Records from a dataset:

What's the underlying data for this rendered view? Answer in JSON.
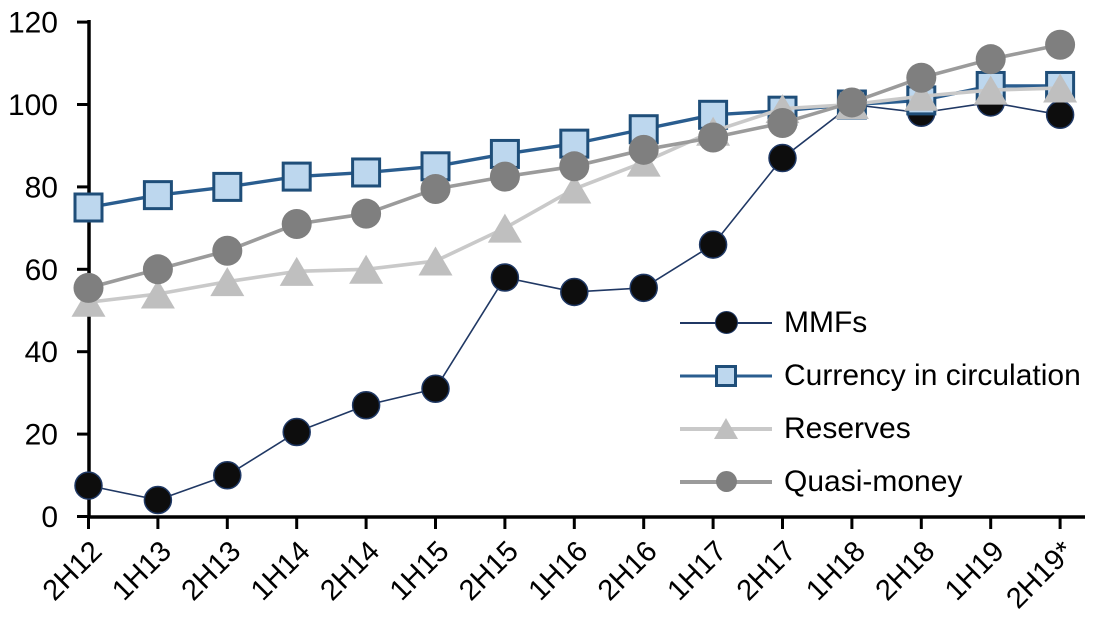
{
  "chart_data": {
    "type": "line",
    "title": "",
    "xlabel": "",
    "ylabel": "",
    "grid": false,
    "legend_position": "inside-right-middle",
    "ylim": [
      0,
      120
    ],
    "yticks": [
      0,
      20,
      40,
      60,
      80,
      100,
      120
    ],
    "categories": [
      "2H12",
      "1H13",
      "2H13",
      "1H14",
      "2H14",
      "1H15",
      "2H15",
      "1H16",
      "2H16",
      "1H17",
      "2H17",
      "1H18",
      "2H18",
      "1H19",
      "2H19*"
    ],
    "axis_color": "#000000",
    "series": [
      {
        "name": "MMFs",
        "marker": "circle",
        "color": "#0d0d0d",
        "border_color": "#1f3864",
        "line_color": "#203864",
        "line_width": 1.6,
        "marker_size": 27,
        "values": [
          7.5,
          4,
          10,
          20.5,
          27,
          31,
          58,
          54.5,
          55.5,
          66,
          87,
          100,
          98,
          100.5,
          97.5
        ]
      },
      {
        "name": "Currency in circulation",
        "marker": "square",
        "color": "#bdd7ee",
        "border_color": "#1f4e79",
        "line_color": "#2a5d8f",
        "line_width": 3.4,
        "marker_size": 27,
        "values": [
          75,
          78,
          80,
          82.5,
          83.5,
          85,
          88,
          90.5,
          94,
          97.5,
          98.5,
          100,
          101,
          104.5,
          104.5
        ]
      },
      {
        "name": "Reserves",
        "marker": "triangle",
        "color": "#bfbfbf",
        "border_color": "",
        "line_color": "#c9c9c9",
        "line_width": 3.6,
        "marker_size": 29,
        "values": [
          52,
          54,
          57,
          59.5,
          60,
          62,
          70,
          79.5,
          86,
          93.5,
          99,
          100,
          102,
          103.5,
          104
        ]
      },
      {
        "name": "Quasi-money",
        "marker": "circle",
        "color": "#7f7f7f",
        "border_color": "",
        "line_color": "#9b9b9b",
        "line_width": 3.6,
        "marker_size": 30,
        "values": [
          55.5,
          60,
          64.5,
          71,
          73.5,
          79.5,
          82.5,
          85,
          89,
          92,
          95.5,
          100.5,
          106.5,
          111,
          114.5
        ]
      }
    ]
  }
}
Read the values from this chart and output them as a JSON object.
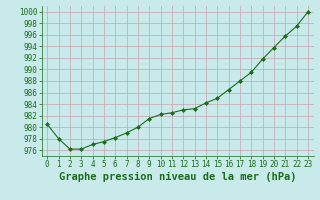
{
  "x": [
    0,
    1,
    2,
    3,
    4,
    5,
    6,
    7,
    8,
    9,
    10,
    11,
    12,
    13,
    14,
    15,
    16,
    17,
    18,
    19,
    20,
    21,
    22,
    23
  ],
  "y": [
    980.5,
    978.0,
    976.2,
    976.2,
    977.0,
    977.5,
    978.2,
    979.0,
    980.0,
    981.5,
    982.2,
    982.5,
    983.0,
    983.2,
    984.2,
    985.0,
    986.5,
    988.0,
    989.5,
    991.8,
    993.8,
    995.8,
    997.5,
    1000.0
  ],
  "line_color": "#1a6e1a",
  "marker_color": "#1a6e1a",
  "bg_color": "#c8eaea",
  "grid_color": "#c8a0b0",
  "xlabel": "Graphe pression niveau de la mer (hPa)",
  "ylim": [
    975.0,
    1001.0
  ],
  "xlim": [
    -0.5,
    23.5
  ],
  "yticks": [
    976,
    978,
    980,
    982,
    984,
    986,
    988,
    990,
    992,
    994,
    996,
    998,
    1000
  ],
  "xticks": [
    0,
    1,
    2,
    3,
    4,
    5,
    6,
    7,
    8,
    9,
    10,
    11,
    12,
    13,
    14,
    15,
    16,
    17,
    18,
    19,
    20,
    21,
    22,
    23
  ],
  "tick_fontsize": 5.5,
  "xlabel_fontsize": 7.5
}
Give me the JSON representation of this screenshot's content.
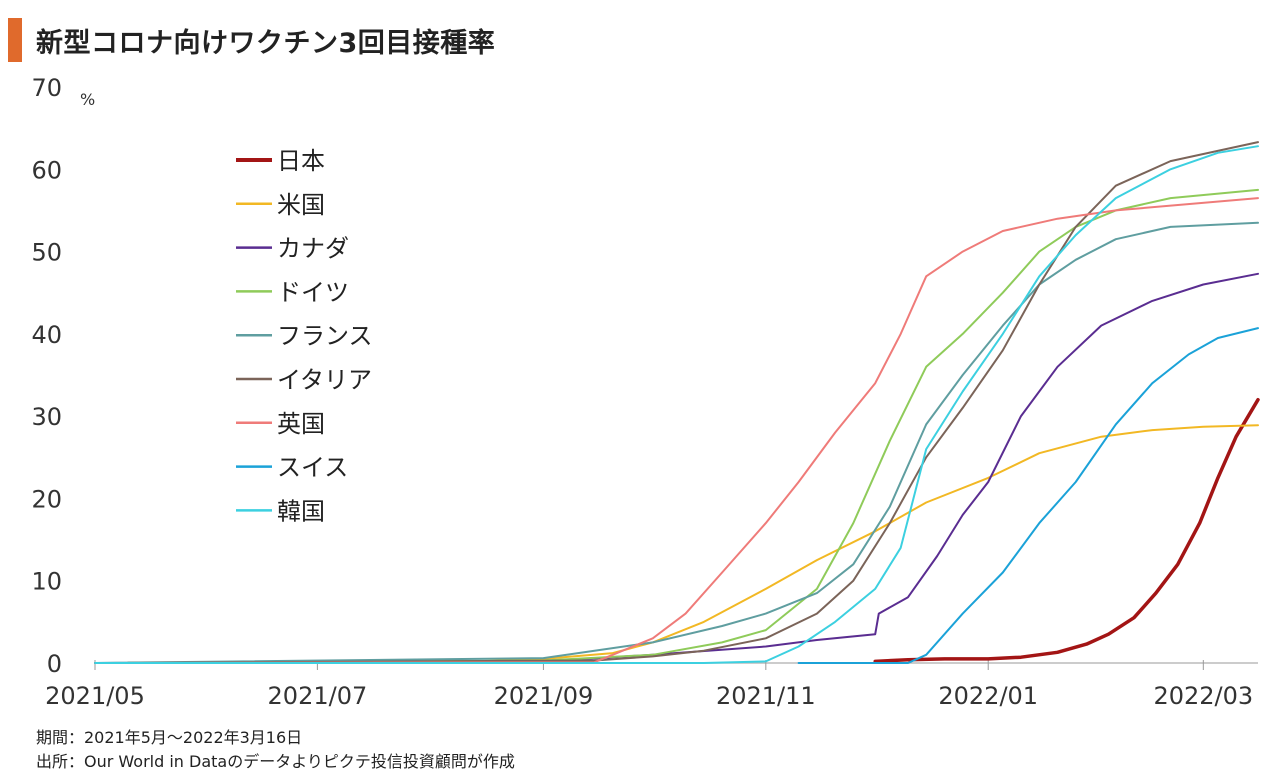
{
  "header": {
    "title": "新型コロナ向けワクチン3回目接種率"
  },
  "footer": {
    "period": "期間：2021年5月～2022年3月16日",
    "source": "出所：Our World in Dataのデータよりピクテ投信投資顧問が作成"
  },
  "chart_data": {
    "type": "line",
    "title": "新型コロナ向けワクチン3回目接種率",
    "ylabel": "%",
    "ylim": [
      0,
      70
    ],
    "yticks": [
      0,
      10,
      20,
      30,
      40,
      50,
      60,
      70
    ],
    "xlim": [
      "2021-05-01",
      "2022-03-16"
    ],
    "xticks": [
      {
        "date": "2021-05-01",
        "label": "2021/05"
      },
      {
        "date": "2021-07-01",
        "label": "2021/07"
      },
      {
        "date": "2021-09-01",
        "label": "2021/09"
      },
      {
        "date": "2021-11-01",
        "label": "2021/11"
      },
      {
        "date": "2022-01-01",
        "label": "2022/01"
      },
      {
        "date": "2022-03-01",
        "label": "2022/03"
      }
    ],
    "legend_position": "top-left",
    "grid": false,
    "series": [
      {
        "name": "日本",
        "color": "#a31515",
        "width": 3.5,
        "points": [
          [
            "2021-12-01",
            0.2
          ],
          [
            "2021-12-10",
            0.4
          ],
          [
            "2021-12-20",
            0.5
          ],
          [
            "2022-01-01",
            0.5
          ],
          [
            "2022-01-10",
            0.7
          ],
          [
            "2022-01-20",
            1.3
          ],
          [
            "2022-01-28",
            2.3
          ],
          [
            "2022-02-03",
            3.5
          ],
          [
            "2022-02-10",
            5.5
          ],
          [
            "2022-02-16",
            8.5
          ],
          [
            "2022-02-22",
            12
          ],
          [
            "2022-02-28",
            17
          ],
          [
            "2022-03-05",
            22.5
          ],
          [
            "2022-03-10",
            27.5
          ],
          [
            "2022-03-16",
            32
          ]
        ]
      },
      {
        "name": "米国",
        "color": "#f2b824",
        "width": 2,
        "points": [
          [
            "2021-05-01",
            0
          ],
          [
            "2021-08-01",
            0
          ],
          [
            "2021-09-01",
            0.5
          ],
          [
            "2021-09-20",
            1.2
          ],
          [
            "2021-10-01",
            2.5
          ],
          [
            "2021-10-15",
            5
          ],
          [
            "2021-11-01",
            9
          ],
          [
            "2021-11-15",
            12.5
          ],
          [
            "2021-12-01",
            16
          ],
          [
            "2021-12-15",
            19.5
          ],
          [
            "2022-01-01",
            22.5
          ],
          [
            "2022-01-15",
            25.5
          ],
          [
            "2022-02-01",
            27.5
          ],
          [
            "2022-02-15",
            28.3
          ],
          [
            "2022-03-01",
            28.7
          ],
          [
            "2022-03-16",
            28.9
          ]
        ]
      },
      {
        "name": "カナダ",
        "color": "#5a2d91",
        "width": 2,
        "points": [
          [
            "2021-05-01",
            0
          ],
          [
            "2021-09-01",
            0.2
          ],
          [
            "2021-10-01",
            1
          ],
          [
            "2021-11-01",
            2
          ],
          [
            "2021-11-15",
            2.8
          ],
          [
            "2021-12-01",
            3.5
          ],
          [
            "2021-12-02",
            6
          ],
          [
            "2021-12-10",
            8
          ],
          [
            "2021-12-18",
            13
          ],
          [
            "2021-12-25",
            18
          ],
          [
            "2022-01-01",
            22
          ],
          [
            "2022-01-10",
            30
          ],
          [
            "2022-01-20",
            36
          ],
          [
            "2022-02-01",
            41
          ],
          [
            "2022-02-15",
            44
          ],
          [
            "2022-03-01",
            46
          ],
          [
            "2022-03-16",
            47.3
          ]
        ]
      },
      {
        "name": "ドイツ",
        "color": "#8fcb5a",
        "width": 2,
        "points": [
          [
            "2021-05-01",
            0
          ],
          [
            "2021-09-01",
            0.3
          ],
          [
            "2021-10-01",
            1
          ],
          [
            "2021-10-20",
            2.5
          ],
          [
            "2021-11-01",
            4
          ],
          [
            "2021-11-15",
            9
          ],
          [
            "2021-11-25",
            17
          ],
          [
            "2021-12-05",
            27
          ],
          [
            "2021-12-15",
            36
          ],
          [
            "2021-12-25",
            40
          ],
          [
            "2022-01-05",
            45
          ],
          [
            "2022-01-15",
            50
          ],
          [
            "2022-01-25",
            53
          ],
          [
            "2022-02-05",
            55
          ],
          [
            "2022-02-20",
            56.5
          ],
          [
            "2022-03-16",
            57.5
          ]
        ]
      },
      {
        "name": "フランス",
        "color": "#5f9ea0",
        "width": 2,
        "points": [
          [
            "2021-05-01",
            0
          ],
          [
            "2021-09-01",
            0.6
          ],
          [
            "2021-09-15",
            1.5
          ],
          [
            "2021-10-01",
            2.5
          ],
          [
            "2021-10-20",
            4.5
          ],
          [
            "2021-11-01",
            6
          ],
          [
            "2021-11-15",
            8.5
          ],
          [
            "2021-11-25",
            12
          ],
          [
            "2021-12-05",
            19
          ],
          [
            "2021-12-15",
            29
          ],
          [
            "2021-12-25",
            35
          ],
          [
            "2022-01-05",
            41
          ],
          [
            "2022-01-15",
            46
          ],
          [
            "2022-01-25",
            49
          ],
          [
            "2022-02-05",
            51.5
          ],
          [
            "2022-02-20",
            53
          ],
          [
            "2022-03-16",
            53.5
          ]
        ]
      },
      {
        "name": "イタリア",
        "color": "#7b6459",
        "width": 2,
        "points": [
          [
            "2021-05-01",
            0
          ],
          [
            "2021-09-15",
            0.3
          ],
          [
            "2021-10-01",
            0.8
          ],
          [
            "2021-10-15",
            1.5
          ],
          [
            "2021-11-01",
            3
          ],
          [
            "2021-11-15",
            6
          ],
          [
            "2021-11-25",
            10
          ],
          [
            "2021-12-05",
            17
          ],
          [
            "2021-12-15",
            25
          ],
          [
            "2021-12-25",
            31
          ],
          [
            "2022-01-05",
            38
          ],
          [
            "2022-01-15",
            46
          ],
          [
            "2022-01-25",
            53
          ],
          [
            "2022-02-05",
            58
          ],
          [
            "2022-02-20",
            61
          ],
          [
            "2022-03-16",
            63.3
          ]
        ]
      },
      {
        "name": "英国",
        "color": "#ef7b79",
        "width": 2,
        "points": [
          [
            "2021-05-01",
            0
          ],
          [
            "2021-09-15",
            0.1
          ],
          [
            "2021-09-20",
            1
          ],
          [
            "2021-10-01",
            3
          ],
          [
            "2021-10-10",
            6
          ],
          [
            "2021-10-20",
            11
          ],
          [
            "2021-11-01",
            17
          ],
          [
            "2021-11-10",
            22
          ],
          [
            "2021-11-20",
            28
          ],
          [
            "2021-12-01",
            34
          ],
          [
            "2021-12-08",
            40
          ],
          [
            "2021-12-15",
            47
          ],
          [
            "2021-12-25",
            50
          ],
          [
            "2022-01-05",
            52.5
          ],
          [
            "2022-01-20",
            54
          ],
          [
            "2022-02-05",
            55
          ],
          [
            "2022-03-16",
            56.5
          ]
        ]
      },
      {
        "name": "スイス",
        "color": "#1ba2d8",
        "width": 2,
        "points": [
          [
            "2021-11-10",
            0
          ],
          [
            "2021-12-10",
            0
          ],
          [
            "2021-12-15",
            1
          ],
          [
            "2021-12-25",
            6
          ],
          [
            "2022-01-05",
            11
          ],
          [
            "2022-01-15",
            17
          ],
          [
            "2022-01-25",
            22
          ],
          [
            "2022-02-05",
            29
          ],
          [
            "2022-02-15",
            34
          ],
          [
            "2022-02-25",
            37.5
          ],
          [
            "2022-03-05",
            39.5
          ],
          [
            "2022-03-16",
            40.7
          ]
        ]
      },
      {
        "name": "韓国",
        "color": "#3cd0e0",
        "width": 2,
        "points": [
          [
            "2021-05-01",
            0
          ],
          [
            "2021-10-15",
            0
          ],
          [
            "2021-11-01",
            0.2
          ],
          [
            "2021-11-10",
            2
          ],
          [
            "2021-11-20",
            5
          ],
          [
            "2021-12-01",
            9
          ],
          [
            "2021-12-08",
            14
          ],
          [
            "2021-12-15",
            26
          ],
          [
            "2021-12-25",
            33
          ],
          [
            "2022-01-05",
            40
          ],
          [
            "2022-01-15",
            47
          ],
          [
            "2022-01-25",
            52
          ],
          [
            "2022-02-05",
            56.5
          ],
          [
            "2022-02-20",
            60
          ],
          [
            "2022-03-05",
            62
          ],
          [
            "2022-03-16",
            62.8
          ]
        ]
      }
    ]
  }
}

### YOUR OBJECTIVE
Search the entries for "date" and copy out each line that has it.

### EXPECTED ANSWER
        "date": "2021-05-01",
        "date": "2021-07-01",
        "date": "2021-09-01",
        "date": "2021-11-01",
        "date": "2022-01-01",
        "date": "2022-03-01",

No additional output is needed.